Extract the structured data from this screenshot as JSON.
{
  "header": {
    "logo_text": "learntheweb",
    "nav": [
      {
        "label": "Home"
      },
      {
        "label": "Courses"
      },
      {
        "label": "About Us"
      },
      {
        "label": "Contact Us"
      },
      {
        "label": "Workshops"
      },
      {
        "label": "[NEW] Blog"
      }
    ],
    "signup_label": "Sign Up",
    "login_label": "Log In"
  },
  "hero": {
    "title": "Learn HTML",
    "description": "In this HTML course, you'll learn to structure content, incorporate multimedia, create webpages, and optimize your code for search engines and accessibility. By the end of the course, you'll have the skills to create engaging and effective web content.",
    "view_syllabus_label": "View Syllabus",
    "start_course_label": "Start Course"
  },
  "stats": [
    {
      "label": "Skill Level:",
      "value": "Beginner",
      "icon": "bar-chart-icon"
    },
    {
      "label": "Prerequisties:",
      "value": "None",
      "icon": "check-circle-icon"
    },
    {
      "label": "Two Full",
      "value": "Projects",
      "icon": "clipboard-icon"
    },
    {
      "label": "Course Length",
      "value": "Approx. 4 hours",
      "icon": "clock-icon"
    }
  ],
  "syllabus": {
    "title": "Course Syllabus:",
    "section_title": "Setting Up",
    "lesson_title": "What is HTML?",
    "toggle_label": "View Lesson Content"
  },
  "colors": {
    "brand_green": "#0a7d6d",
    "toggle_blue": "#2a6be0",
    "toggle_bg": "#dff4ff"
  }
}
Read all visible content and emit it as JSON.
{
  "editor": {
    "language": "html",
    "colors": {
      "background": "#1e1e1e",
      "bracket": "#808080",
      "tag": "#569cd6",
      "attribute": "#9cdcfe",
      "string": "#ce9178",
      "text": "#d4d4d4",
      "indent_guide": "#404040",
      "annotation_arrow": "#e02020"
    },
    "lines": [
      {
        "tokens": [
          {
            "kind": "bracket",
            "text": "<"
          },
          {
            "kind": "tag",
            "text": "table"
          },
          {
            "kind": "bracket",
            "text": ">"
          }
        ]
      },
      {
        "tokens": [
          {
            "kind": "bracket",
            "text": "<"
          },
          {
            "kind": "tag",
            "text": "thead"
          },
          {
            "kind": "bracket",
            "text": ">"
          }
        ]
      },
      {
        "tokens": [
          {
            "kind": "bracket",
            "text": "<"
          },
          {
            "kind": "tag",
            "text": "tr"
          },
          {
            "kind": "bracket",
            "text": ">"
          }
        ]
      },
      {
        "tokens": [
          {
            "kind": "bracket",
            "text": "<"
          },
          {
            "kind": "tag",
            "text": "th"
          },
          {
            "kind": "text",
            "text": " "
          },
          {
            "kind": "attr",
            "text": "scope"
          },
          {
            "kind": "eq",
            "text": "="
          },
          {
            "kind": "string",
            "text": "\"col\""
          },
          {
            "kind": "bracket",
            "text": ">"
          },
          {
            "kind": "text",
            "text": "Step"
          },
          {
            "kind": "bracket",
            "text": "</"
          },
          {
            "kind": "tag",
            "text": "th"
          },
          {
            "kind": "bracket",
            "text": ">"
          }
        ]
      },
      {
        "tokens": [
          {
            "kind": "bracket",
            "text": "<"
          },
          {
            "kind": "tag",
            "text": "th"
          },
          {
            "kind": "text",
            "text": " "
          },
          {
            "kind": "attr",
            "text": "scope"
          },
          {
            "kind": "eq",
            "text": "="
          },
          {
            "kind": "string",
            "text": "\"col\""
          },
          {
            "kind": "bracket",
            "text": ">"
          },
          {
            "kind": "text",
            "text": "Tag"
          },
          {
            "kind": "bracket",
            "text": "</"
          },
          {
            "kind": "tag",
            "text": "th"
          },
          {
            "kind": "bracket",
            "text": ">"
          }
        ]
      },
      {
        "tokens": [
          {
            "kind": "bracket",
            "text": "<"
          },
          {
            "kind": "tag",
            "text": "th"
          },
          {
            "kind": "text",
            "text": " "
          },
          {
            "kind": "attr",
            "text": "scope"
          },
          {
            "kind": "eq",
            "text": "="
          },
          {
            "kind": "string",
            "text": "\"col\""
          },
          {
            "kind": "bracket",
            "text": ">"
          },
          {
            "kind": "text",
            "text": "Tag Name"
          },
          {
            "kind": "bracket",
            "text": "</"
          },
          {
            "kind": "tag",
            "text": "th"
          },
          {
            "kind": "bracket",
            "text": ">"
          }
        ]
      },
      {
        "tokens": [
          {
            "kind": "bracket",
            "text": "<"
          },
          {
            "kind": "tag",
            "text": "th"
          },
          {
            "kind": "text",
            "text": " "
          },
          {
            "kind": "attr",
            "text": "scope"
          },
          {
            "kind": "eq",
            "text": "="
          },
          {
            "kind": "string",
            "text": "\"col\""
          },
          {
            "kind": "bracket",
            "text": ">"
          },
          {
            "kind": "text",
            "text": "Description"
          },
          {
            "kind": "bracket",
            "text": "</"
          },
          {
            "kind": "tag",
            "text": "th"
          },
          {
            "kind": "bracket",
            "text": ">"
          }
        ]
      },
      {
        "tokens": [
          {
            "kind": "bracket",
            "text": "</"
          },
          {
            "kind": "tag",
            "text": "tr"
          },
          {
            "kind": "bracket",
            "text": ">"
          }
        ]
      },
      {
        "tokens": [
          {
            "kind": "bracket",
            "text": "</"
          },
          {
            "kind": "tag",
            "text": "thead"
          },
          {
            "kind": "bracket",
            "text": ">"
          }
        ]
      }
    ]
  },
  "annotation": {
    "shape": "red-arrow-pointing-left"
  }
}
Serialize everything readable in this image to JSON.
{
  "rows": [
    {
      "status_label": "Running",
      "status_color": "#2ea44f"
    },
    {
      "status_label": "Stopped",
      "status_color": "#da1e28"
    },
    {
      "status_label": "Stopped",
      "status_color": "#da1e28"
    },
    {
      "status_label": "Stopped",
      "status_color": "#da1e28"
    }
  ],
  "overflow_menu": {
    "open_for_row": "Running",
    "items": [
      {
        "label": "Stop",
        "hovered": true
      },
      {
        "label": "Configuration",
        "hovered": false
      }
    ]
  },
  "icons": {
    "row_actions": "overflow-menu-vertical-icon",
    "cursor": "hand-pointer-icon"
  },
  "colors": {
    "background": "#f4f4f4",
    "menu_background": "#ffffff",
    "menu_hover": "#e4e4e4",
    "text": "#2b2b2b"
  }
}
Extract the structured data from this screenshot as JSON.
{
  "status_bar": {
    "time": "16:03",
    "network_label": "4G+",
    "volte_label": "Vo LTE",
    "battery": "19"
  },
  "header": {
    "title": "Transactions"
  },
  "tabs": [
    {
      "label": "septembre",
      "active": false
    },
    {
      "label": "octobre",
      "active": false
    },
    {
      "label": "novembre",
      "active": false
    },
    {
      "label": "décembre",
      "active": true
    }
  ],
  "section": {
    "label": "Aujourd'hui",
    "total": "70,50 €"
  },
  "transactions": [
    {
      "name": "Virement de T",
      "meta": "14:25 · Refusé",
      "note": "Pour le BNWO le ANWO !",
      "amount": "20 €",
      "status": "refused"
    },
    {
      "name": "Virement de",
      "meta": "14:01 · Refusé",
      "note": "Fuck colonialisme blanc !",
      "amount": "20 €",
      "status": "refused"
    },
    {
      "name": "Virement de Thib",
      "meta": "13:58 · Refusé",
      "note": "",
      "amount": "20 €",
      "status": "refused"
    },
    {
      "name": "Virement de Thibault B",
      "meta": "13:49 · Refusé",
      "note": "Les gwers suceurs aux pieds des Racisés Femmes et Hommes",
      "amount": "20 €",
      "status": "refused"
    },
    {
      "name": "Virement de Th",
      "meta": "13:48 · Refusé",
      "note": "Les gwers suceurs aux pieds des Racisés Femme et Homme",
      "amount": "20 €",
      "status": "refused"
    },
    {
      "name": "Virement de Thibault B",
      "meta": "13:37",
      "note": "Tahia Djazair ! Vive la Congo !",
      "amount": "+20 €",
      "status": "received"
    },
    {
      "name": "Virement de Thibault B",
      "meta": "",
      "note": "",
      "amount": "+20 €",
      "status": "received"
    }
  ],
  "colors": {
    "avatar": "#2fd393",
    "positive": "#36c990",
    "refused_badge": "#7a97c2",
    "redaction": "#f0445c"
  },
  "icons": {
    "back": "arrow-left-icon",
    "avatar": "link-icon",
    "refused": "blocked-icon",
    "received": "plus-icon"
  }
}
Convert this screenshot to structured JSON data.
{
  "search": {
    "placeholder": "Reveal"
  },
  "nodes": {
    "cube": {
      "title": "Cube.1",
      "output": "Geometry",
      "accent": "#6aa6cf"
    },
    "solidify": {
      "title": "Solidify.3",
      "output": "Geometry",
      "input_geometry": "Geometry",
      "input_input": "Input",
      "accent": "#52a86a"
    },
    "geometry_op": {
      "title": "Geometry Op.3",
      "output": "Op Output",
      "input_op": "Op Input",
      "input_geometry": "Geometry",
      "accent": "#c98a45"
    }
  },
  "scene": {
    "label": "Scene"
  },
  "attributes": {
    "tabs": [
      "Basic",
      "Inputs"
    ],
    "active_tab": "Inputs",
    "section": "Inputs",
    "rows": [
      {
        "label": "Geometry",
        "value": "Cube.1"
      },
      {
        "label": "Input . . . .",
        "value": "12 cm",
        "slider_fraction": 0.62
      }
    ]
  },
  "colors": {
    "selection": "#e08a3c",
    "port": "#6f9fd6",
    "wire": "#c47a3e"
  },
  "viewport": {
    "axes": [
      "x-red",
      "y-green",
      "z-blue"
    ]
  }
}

-=-=-=-=-

## PROBLEM
Locate the lines above that hold the word "search". Show every one of them.

## RESPONSE TO THE EXERCISE
    "description": "In this HTML course, you'll learn to structure content, incorporate multimedia, create webpages, and optimize your code for search engines and accessibility. By the end of the course, you'll have the skills to create engaging and effective web content.",
  "search": {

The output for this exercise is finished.